_The task_
Transcribe the listing exactly, leaving out every picture.

--- Start Supplied material ---

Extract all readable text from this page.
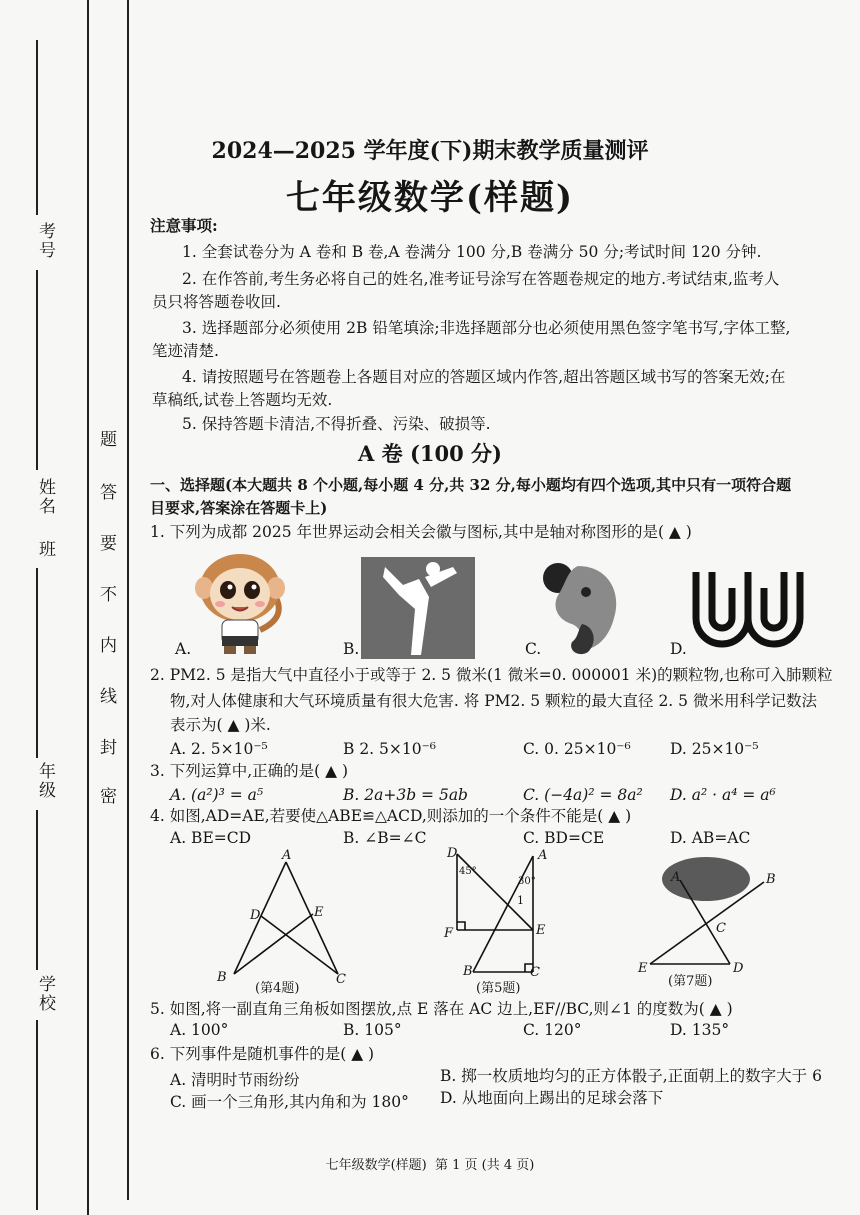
考号
姓名
班
年级
学校
密
封
线
内
不
要
答
题
2024—2025 学年度(下)期末教学质量测评
七年级数学(样题)
注意事项:
1. 全套试卷分为 A 卷和 B 卷,A 卷满分 100 分,B 卷满分 50 分;考试时间 120 分钟.
2. 在作答前,考生务必将自己的姓名,准考证号涂写在答题卷规定的地方.考试结束,监考人
员只将答题卷收回.
3. 选择题部分必须使用 2B 铅笔填涂;非选择题部分也必须使用黑色签字笔书写,字体工整,
笔迹清楚.
4. 请按照题号在答题卷上各题目对应的答题区域内作答,超出答题区域书写的答案无效;在
草稿纸,试卷上答题均无效.
5. 保持答题卡清洁,不得折叠、污染、破损等.
A 卷 (100 分)
一、选择题(本大题共 8 个小题,每小题 4 分,共 32 分,每小题均有四个选项,其中只有一项符合题
目要求,答案涂在答题卡上)
1. 下列为成都 2025 年世界运动会相关会徽与图标,其中是轴对称图形的是( ▲ )
A.	B.	C.	D.
2. PM2. 5 是指大气中直径小于或等于 2. 5 微米(1 微米=0. 000001 米)的颗粒物,也称可入肺颗粒
物,对人体健康和大气环境质量有很大危害. 将 PM2. 5 颗粒的最大直径 2. 5 微米用科学记数法
表示为( ▲ )米.
A. 2. 5×10⁻⁵	B 2. 5×10⁻⁶	C. 0. 25×10⁻⁶	D. 25×10⁻⁵
3. 下列运算中,正确的是( ▲ )
A. (a²)³ = a⁵	B. 2a+3b = 5ab	C. (−4a)² = 8a² D. a² · a⁴ = a⁶
4. 如图,AD=AE,若要使△ABE≌△ACD,则添加的一个条件不能是( ▲ )
A. BE=CD	B. ∠B=∠C	C. BD=CE	D. AB=AC
A
D	E
B	C
(第4题)
D	A
45°
30°
1
F	E
B	C
(第5题)
A	B
C
E	D
(第7题)
5. 如图,将一副直角三角板如图摆放,点 E 落在 AC 边上,EF//BC,则∠1 的度数为( ▲ )
A. 100°	B. 105°	C. 120°	D. 135°
6. 下列事件是随机事件的是( ▲ )
A. 清明时节雨纷纷	B. 掷一枚质地均匀的正方体骰子,正面朝上的数字大于 6
C. 画一个三角形,其内角和为 180° D. 从地面向上踢出的足球会落下
七年级数学(样题)  第 1 页 (共 4 页)
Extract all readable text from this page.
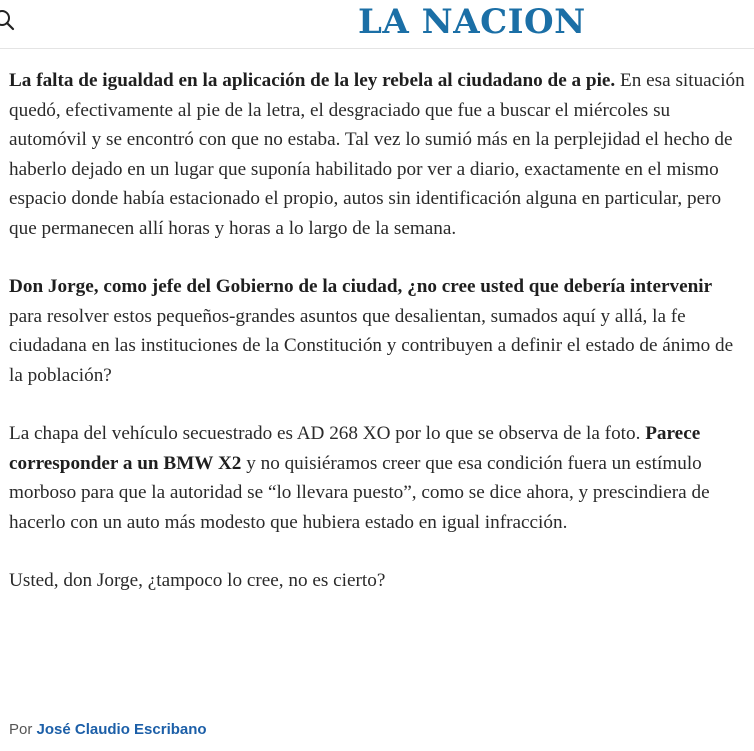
LA NACION

La falta de igualdad en la aplicación de la ley rebela al ciudadano de a pie. En esa situación quedó, efectivamente al pie de la letra, el desgraciado que fue a buscar el miércoles su automóvil y se encontró con que no estaba. Tal vez lo sumió más en la perplejidad el hecho de haberlo dejado en un lugar que suponía habilitado por ver a diario, exactamente en el mismo espacio donde había estacionado el propio, autos sin identificación alguna en particular, pero que permanecen allí horas y horas a lo largo de la semana.

Don Jorge, como jefe del Gobierno de la ciudad, ¿no cree usted que debería intervenir para resolver estos pequeños-grandes asuntos que desalientan, sumados aquí y allá, la fe ciudadana en las instituciones de la Constitución y contribuyen a definir el estado de ánimo de la población?

La chapa del vehículo secuestrado es AD 268 XO por lo que se observa de la foto. Parece corresponder a un BMW X2 y no quisiéramos creer que esa condición fuera un estímulo morboso para que la autoridad se “lo llevara puesto”, como se dice ahora, y prescindiera de hacerlo con un auto más modesto que hubiera estado en igual infracción.

Usted, don Jorge, ¿tampoco lo cree, no es cierto?

Por José Claudio Escribano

--- End Supplied material ---

_Result for this exercise_
Extract all readable text from this page.
考号
姓名
班
年级
学校
密
封
线
内
不
要
答
题
2024—2025 学年度(下)期末教学质量测评
七年级数学(样题)
注意事项:
1. 全套试卷分为 A 卷和 B 卷,A 卷满分 100 分,B 卷满分 50 分;考试时间 120 分钟.
2. 在作答前,考生务必将自己的姓名,准考证号涂写在答题卷规定的地方.考试结束,监考人
员只将答题卷收回.
3. 选择题部分必须使用 2B 铅笔填涂;非选择题部分也必须使用黑色签字笔书写,字体工整,
笔迹清楚.
4. 请按照题号在答题卷上各题目对应的答题区域内作答,超出答题区域书写的答案无效;在
草稿纸,试卷上答题均无效.
5. 保持答题卡清洁,不得折叠、污染、破损等.
A 卷 (100 分)
一、选择题(本大题共 8 个小题,每小题 4 分,共 32 分,每小题均有四个选项,其中只有一项符合题
目要求,答案涂在答题卡上)
1. 下列为成都 2025 年世界运动会相关会徽与图标,其中是轴对称图形的是( ▲ )
A.	B.	C.	D.
2. PM2. 5 是指大气中直径小于或等于 2. 5 微米(1 微米=0. 000001 米)的颗粒物,也称可入肺颗粒
物,对人体健康和大气环境质量有很大危害. 将 PM2. 5 颗粒的最大直径 2. 5 微米用科学记数法
表示为( ▲ )米.
A. 2. 5×10⁻⁵	B 2. 5×10⁻⁶	C. 0. 25×10⁻⁶	D. 25×10⁻⁵
3. 下列运算中,正确的是( ▲ )
A. (a²)³ = a⁵	B. 2a+3b = 5ab	C. (−4a)² = 8a² D. a² · a⁴ = a⁶
4. 如图,AD=AE,若要使△ABE≌△ACD,则添加的一个条件不能是( ▲ )
A. BE=CD	B. ∠B=∠C	C. BD=CE	D. AB=AC
A
D	E
B	C
(第4题)
D	A
45°
30°
1
F	E
B	C
(第5题)
A	B
C
E	D
(第7题)
5. 如图,将一副直角三角板如图摆放,点 E 落在 AC 边上,EF//BC,则∠1 的度数为( ▲ )
A. 100°	B. 105°	C. 120°	D. 135°
6. 下列事件是随机事件的是( ▲ )
A. 清明时节雨纷纷	B. 掷一枚质地均匀的正方体骰子,正面朝上的数字大于 6
C. 画一个三角形,其内角和为 180° D. 从地面向上踢出的足球会落下
七年级数学(样题)  第 1 页 (共 4 页)
Extract all readable text from this page.
LA NACION

La falta de igualdad en la aplicación de la ley rebela al ciudadano de a pie. En esa situación quedó, efectivamente al pie de la letra, el desgraciado que fue a buscar el miércoles su automóvil y se encontró con que no estaba. Tal vez lo sumió más en la perplejidad el hecho de haberlo dejado en un lugar que suponía habilitado por ver a diario, exactamente en el mismo espacio donde había estacionado el propio, autos sin identificación alguna en particular, pero que permanecen allí horas y horas a lo largo de la semana.

Don Jorge, como jefe del Gobierno de la ciudad, ¿no cree usted que debería intervenir para resolver estos pequeños-grandes asuntos que desalientan, sumados aquí y allá, la fe ciudadana en las instituciones de la Constitución y contribuyen a definir el estado de ánimo de la población?

La chapa del vehículo secuestrado es AD 268 XO por lo que se observa de la foto. Parece corresponder a un BMW X2 y no quisiéramos creer que esa condición fuera un estímulo morboso para que la autoridad se “lo llevara puesto”, como se dice ahora, y prescindiera de hacerlo con un auto más modesto que hubiera estado en igual infracción.

Usted, don Jorge, ¿tampoco lo cree, no es cierto?

Por José Claudio Escribano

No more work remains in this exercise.